WORK INSTRUCTIONS: List each line of the data in which the string "true" appears.

(Records from a collection)

----------------------------------------

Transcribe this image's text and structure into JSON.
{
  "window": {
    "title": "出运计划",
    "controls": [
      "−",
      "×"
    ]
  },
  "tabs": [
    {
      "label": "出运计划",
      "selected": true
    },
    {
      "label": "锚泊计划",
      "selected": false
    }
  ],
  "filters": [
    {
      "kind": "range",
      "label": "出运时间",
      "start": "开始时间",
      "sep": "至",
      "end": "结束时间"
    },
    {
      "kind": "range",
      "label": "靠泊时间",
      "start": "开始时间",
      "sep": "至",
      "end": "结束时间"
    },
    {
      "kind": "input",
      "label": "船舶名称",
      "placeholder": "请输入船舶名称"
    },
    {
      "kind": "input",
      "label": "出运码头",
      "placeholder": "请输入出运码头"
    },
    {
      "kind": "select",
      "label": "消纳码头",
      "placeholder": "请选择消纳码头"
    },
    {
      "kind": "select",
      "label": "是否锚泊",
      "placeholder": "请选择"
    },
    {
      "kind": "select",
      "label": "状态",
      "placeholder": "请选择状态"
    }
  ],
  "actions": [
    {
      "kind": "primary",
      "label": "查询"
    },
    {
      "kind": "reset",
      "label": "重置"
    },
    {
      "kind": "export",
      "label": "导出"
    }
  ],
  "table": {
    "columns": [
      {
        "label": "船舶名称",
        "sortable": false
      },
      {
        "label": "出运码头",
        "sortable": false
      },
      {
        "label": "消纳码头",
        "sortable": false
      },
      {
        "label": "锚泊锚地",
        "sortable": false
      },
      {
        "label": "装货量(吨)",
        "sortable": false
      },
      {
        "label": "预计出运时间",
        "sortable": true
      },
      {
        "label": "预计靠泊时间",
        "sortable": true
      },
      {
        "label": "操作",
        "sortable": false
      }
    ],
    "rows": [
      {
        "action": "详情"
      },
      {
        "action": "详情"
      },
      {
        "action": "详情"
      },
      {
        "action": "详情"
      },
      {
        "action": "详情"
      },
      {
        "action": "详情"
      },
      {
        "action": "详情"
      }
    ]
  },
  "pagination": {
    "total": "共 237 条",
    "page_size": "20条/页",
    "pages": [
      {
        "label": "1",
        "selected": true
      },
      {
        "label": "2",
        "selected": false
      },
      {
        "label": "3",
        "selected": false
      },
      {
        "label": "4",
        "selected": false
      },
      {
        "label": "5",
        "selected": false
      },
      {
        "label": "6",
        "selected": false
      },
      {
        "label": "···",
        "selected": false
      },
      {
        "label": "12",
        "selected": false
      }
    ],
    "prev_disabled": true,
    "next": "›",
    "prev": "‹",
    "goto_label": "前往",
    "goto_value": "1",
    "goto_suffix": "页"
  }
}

----------------------------------------

EXPECTED ANSWER:
      "selected": true
        "sortable": true
        "sortable": true
        "selected": true
    "prev_disabled": true,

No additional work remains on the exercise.